**GOAL**
In the records below, find each line with the word "happy" and copy it.
-- Start --
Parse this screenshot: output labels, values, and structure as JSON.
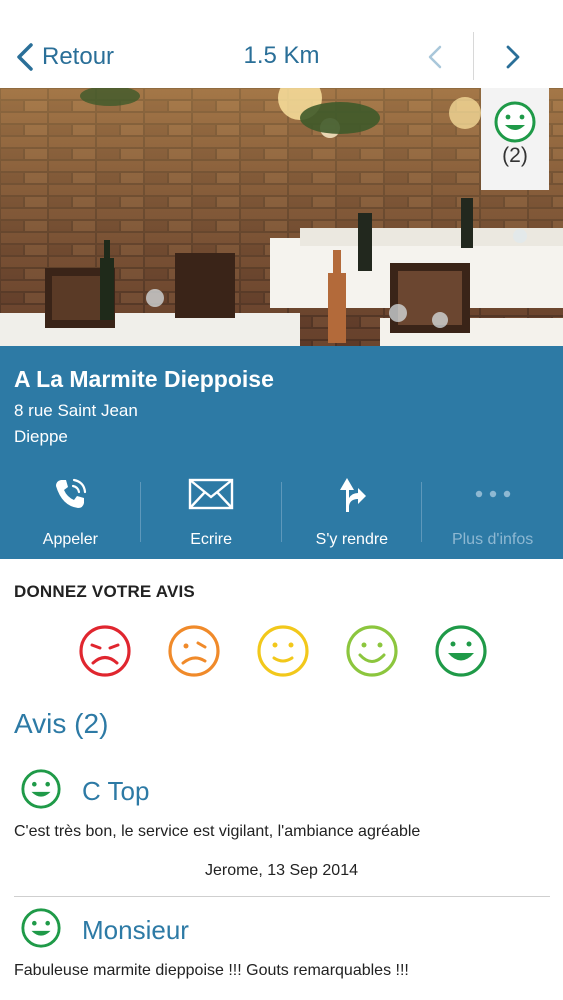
{
  "topbar": {
    "back_label": "Retour",
    "distance": "1.5 Km",
    "prev_icon": "chevron-left-icon",
    "next_icon": "chevron-right-icon"
  },
  "photo": {
    "rating_count": "(2)",
    "rating_icon": "smile-face-icon"
  },
  "restaurant": {
    "name": "A La Marmite Dieppoise",
    "address_line1": "8 rue Saint Jean",
    "address_line2": "Dieppe"
  },
  "actions": [
    {
      "label": "Appeler",
      "icon": "phone-icon"
    },
    {
      "label": "Ecrire",
      "icon": "envelope-icon"
    },
    {
      "label": "S'y rendre",
      "icon": "directions-icon"
    },
    {
      "label": "Plus d'infos",
      "icon": "more-dots-icon"
    }
  ],
  "feedback": {
    "title": "DONNEZ VOTRE AVIS",
    "faces": [
      {
        "icon": "very-sad-face-icon",
        "color": "#e0262f"
      },
      {
        "icon": "sad-face-icon",
        "color": "#f08a2a"
      },
      {
        "icon": "neutral-face-icon",
        "color": "#f2c81b"
      },
      {
        "icon": "happy-face-icon",
        "color": "#8cc63e"
      },
      {
        "icon": "very-happy-face-icon",
        "color": "#1f9a48"
      }
    ]
  },
  "reviews": {
    "title": "Avis (2)",
    "items": [
      {
        "title": "C Top",
        "text": "C'est très bon, le service est vigilant, l'ambiance agréable",
        "meta": "Jerome, 13 Sep 2014"
      },
      {
        "title": "Monsieur",
        "text": "Fabuleuse marmite dieppoise !!! Gouts remarquables !!!",
        "meta": ""
      }
    ]
  },
  "colors": {
    "brand_blue": "#2d7aa5",
    "face_green": "#1f9a48"
  }
}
-- End --
**COMPLETE RESPONSE**
        "icon": "happy-face-icon",
        "icon": "very-happy-face-icon",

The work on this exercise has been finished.